:: Material ::

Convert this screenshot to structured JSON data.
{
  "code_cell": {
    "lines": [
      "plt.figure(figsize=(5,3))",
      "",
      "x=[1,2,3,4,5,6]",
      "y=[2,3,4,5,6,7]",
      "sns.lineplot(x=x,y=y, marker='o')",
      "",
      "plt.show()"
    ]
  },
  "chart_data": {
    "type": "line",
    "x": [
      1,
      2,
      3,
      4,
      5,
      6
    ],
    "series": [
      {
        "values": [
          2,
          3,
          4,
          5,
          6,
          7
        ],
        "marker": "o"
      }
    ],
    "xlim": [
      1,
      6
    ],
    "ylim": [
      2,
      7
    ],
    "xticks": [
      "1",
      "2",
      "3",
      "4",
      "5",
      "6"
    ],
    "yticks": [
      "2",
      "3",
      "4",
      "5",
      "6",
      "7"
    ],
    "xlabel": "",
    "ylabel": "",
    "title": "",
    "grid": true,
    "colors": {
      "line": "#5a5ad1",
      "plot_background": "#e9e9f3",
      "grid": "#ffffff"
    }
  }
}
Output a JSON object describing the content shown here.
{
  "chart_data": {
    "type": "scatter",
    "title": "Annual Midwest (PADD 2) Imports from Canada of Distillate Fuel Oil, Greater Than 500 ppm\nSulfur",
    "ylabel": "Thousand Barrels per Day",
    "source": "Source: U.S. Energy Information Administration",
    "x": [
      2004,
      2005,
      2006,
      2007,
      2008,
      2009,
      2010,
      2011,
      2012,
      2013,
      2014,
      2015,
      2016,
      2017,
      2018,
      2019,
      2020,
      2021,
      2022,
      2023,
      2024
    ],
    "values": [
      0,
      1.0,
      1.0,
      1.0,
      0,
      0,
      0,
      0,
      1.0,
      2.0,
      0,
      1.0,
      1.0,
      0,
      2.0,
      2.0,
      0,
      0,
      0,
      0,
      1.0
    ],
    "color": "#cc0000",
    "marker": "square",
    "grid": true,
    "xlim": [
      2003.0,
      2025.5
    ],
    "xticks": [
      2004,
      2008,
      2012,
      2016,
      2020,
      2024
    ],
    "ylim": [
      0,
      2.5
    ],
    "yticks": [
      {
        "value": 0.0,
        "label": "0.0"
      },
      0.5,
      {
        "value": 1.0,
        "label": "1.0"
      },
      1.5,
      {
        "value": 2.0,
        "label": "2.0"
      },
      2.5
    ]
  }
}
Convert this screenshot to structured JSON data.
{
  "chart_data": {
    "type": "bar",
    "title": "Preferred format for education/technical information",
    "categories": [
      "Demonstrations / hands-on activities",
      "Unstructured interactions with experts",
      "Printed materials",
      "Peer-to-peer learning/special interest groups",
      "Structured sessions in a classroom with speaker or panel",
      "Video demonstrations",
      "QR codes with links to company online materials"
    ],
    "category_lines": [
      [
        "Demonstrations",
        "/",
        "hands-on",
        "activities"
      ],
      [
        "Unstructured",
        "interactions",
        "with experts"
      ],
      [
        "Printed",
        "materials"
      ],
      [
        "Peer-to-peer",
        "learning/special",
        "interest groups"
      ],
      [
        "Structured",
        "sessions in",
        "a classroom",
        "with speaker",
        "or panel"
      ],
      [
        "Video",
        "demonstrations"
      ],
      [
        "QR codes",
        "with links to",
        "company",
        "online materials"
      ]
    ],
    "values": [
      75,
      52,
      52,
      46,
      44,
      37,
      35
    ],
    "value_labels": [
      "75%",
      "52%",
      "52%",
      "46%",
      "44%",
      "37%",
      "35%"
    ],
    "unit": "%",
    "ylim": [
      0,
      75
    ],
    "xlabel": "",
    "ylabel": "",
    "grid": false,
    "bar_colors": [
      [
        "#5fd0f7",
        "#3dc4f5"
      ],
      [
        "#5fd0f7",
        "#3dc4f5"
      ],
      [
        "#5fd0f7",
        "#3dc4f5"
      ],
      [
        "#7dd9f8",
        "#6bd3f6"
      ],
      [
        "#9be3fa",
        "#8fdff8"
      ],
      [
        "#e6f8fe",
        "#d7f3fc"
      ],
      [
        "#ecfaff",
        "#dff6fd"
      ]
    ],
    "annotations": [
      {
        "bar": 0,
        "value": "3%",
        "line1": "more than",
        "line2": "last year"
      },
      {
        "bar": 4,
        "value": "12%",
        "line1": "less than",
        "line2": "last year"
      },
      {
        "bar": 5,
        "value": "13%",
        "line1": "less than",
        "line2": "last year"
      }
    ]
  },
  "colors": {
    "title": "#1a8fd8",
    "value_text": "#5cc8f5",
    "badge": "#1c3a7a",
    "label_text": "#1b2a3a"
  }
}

:::

> **Task**
Transcribe every entry exactly.

> **Written reply**
Convert this screenshot to structured JSON data.
{
  "code_cell": {
    "lines": [
      "plt.figure(figsize=(5,3))",
      "",
      "x=[1,2,3,4,5,6]",
      "y=[2,3,4,5,6,7]",
      "sns.lineplot(x=x,y=y, marker='o')",
      "",
      "plt.show()"
    ]
  },
  "chart_data": {
    "type": "line",
    "x": [
      1,
      2,
      3,
      4,
      5,
      6
    ],
    "series": [
      {
        "values": [
          2,
          3,
          4,
          5,
          6,
          7
        ],
        "marker": "o"
      }
    ],
    "xlim": [
      1,
      6
    ],
    "ylim": [
      2,
      7
    ],
    "xticks": [
      "1",
      "2",
      "3",
      "4",
      "5",
      "6"
    ],
    "yticks": [
      "2",
      "3",
      "4",
      "5",
      "6",
      "7"
    ],
    "xlabel": "",
    "ylabel": "",
    "title": "",
    "grid": true,
    "colors": {
      "line": "#5a5ad1",
      "plot_background": "#e9e9f3",
      "grid": "#ffffff"
    }
  }
}
Output a JSON object describing the content shown here.
{
  "chart_data": {
    "type": "scatter",
    "title": "Annual Midwest (PADD 2) Imports from Canada of Distillate Fuel Oil, Greater Than 500 ppm\nSulfur",
    "ylabel": "Thousand Barrels per Day",
    "source": "Source: U.S. Energy Information Administration",
    "x": [
      2004,
      2005,
      2006,
      2007,
      2008,
      2009,
      2010,
      2011,
      2012,
      2013,
      2014,
      2015,
      2016,
      2017,
      2018,
      2019,
      2020,
      2021,
      2022,
      2023,
      2024
    ],
    "values": [
      0,
      1.0,
      1.0,
      1.0,
      0,
      0,
      0,
      0,
      1.0,
      2.0,
      0,
      1.0,
      1.0,
      0,
      2.0,
      2.0,
      0,
      0,
      0,
      0,
      1.0
    ],
    "color": "#cc0000",
    "marker": "square",
    "grid": true,
    "xlim": [
      2003.0,
      2025.5
    ],
    "xticks": [
      2004,
      2008,
      2012,
      2016,
      2020,
      2024
    ],
    "ylim": [
      0,
      2.5
    ],
    "yticks": [
      {
        "value": 0.0,
        "label": "0.0"
      },
      0.5,
      {
        "value": 1.0,
        "label": "1.0"
      },
      1.5,
      {
        "value": 2.0,
        "label": "2.0"
      },
      2.5
    ]
  }
}
Convert this screenshot to structured JSON data.
{
  "chart_data": {
    "type": "bar",
    "title": "Preferred format for education/technical information",
    "categories": [
      "Demonstrations / hands-on activities",
      "Unstructured interactions with experts",
      "Printed materials",
      "Peer-to-peer learning/special interest groups",
      "Structured sessions in a classroom with speaker or panel",
      "Video demonstrations",
      "QR codes with links to company online materials"
    ],
    "category_lines": [
      [
        "Demonstrations",
        "/",
        "hands-on",
        "activities"
      ],
      [
        "Unstructured",
        "interactions",
        "with experts"
      ],
      [
        "Printed",
        "materials"
      ],
      [
        "Peer-to-peer",
        "learning/special",
        "interest groups"
      ],
      [
        "Structured",
        "sessions in",
        "a classroom",
        "with speaker",
        "or panel"
      ],
      [
        "Video",
        "demonstrations"
      ],
      [
        "QR codes",
        "with links to",
        "company",
        "online materials"
      ]
    ],
    "values": [
      75,
      52,
      52,
      46,
      44,
      37,
      35
    ],
    "value_labels": [
      "75%",
      "52%",
      "52%",
      "46%",
      "44%",
      "37%",
      "35%"
    ],
    "unit": "%",
    "ylim": [
      0,
      75
    ],
    "xlabel": "",
    "ylabel": "",
    "grid": false,
    "bar_colors": [
      [
        "#5fd0f7",
        "#3dc4f5"
      ],
      [
        "#5fd0f7",
        "#3dc4f5"
      ],
      [
        "#5fd0f7",
        "#3dc4f5"
      ],
      [
        "#7dd9f8",
        "#6bd3f6"
      ],
      [
        "#9be3fa",
        "#8fdff8"
      ],
      [
        "#e6f8fe",
        "#d7f3fc"
      ],
      [
        "#ecfaff",
        "#dff6fd"
      ]
    ],
    "annotations": [
      {
        "bar": 0,
        "value": "3%",
        "line1": "more than",
        "line2": "last year"
      },
      {
        "bar": 4,
        "value": "12%",
        "line1": "less than",
        "line2": "last year"
      },
      {
        "bar": 5,
        "value": "13%",
        "line1": "less than",
        "line2": "last year"
      }
    ]
  },
  "colors": {
    "title": "#1a8fd8",
    "value_text": "#5cc8f5",
    "badge": "#1c3a7a",
    "label_text": "#1b2a3a"
  }
}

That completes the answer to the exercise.